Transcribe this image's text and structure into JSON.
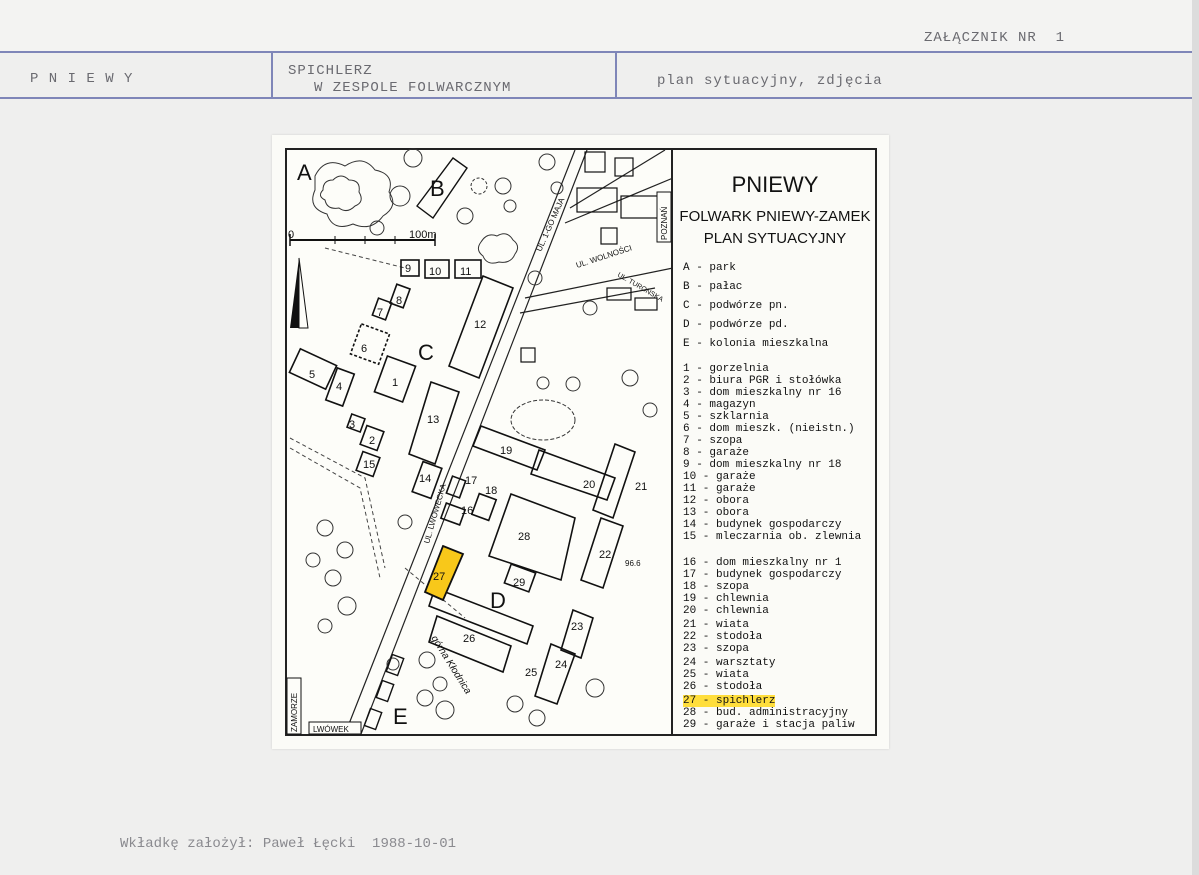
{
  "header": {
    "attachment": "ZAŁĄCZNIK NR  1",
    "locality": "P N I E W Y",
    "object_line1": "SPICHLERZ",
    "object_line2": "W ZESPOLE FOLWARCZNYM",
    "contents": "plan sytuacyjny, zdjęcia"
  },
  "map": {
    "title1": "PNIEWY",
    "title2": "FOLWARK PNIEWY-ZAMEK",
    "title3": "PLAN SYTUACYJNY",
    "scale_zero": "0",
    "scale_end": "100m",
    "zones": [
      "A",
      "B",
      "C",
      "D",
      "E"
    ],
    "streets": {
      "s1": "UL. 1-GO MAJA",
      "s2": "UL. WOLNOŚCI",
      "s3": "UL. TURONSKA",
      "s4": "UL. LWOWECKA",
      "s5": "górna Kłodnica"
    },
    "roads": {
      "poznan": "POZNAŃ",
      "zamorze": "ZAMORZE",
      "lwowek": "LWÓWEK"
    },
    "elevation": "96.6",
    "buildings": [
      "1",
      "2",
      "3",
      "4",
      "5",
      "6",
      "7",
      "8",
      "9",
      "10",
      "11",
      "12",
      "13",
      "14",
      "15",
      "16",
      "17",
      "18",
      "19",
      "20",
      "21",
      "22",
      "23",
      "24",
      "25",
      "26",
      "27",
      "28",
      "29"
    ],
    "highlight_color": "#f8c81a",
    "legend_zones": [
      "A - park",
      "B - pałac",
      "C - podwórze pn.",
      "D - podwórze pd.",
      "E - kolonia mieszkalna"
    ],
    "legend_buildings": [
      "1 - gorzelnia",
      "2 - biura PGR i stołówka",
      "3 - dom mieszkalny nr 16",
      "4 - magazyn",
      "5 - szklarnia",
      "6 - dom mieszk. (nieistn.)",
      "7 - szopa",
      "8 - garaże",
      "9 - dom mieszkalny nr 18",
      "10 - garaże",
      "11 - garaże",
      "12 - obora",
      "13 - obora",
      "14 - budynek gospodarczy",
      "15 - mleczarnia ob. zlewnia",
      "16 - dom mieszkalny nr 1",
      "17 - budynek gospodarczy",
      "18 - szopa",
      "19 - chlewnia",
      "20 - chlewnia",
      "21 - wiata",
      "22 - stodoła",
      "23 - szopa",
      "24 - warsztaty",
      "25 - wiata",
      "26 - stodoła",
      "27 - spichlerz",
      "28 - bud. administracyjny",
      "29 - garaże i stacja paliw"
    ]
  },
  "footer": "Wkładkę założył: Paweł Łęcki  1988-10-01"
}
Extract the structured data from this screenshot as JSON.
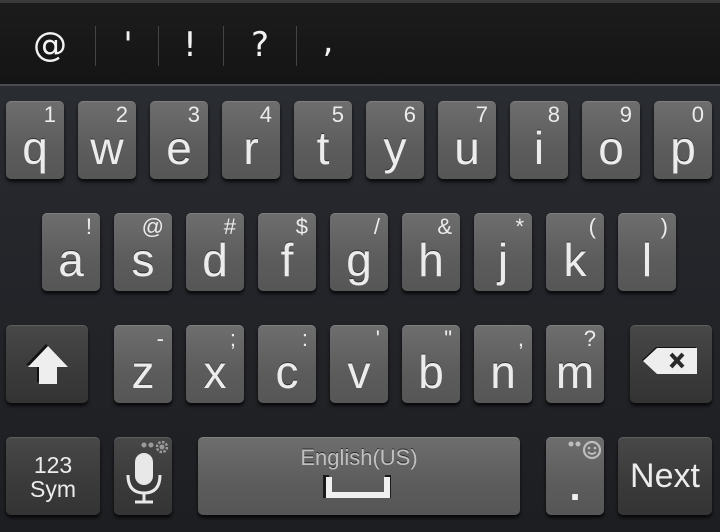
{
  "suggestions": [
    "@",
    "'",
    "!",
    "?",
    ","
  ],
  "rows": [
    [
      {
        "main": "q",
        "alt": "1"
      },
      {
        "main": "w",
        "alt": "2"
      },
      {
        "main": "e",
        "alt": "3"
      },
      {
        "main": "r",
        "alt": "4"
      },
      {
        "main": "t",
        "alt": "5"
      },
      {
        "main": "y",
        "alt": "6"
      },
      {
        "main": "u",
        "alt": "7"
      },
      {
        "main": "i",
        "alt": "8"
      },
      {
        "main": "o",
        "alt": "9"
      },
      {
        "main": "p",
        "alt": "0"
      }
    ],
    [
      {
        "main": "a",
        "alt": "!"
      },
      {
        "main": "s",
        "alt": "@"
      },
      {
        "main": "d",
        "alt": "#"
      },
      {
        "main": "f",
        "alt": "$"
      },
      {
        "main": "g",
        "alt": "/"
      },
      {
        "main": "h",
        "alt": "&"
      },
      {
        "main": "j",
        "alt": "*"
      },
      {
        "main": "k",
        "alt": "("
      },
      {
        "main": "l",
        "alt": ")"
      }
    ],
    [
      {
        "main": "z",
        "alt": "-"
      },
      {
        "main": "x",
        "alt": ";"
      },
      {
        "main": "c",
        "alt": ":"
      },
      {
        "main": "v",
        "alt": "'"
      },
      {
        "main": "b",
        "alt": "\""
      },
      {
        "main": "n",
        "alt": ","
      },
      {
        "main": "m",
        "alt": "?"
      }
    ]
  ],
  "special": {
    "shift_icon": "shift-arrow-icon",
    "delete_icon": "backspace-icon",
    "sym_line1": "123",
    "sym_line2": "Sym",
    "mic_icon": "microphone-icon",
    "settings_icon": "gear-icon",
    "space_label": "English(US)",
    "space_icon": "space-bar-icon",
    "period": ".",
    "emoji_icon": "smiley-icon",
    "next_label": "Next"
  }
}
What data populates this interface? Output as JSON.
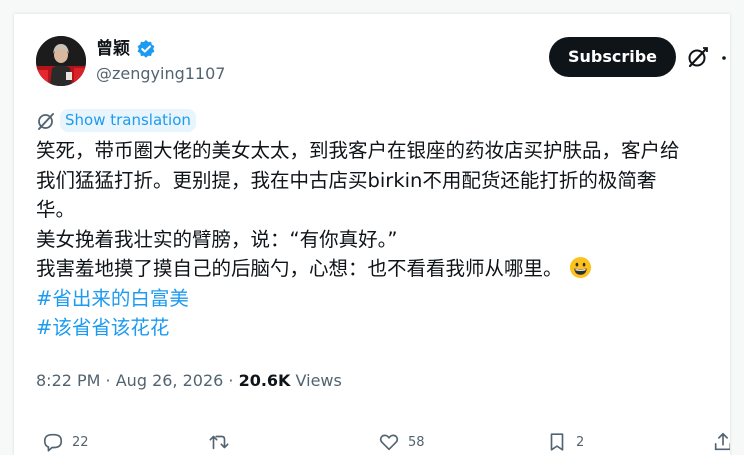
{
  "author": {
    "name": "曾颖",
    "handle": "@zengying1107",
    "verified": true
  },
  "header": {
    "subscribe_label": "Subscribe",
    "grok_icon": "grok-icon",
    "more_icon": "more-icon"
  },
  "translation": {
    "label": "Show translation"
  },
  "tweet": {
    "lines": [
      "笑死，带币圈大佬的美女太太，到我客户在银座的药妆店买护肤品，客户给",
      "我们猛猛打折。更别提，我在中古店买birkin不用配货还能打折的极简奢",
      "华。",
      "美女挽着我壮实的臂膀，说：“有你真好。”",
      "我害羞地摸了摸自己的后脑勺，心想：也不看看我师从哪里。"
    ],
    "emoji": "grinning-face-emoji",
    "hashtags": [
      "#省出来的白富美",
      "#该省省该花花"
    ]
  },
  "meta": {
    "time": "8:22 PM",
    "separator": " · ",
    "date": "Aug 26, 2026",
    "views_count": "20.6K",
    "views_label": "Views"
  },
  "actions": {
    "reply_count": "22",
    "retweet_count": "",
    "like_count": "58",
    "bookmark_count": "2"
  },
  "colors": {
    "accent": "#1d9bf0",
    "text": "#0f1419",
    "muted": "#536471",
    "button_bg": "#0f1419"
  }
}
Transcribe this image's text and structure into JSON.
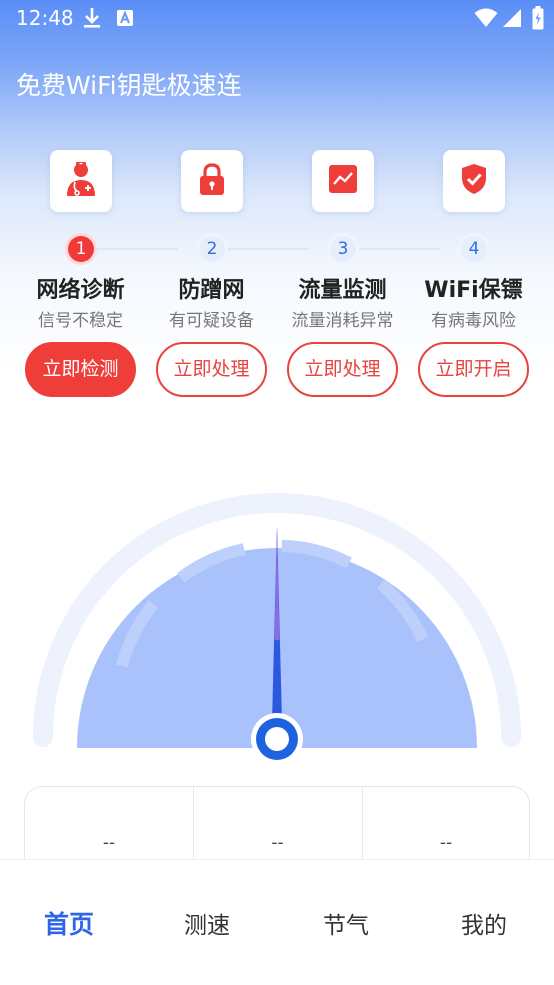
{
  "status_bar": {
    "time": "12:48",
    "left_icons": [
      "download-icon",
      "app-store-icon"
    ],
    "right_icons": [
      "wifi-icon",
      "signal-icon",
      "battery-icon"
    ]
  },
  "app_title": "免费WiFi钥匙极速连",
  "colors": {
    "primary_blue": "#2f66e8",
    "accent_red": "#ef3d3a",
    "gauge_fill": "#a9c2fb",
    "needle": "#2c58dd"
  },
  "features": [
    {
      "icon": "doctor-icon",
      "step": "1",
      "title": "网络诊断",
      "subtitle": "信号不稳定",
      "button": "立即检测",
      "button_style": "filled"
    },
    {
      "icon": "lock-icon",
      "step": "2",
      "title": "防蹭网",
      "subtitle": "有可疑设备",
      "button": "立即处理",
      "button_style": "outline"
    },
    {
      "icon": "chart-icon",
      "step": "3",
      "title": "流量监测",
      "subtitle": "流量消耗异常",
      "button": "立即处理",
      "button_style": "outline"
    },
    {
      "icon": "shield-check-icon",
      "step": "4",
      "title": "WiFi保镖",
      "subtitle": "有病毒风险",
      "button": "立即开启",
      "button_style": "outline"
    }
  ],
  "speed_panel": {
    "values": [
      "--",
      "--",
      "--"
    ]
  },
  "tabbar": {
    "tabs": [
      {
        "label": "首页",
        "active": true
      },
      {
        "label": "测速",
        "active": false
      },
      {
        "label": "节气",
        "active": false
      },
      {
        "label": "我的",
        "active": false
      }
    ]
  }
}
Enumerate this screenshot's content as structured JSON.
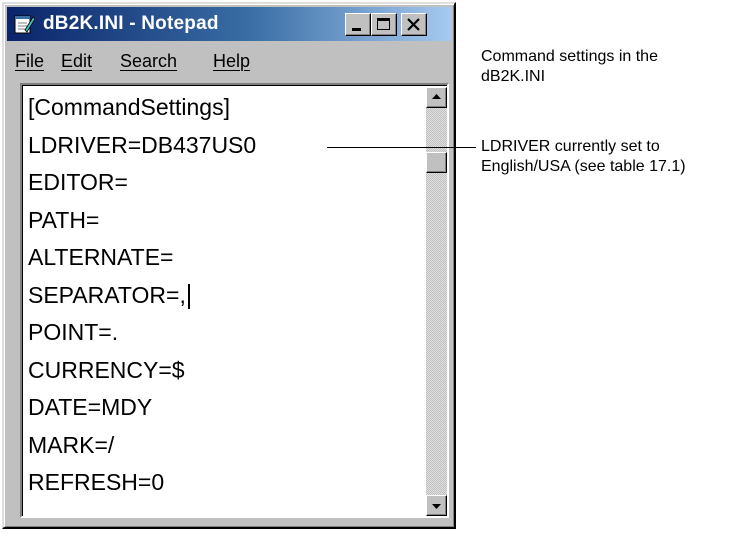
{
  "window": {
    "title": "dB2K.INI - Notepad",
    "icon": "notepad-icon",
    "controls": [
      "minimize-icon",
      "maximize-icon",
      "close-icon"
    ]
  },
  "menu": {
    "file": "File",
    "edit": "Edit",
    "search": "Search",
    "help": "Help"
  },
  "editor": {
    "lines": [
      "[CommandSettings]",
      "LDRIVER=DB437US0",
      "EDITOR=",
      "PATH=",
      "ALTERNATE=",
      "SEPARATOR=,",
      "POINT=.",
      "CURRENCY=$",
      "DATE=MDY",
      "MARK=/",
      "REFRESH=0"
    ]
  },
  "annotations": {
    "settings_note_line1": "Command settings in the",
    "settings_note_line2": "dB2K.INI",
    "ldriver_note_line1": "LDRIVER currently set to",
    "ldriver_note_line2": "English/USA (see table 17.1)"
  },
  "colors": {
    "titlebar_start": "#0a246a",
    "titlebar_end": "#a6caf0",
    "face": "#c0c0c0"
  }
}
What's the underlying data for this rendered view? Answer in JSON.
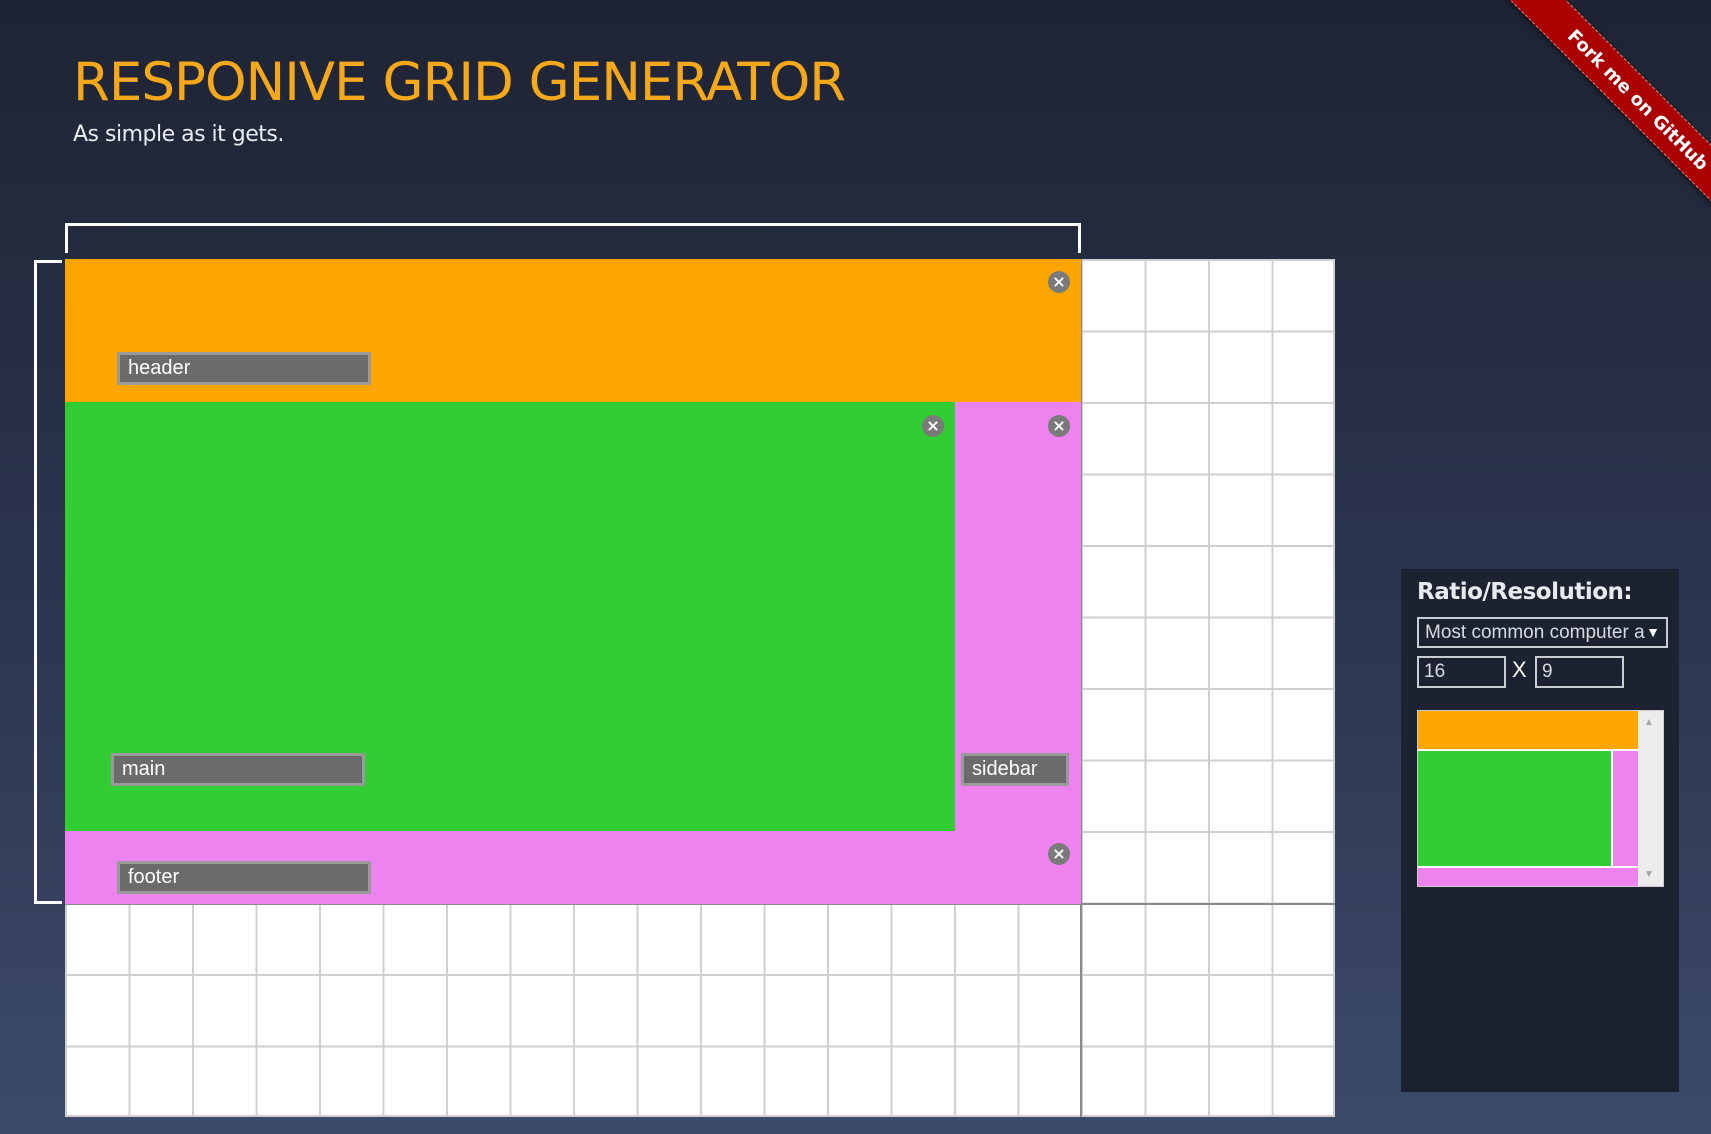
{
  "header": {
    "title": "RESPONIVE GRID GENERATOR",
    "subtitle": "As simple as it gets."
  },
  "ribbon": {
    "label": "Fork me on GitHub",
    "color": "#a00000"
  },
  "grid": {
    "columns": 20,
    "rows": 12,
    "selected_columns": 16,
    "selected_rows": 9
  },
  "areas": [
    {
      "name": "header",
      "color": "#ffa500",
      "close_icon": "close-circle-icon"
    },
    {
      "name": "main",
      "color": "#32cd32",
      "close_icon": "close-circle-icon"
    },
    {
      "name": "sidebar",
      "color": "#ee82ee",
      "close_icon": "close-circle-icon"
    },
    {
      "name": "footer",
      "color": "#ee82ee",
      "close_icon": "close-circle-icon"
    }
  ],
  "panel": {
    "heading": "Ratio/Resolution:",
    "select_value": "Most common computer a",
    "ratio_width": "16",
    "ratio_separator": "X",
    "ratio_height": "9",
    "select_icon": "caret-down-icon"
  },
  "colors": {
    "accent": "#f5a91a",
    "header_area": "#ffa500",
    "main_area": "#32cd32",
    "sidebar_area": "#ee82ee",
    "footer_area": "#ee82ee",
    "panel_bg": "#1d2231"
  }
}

____________________

TASK TO COMPLETE -> Search the records for the word "data", then list every line that has it.

RESPONSE TO THE EXERCISE ->
Extract the structured data from this screenshot as JSON.
What data populates this interface? Output as JSON.
What's the underlying data for this rendered view? Answer in JSON.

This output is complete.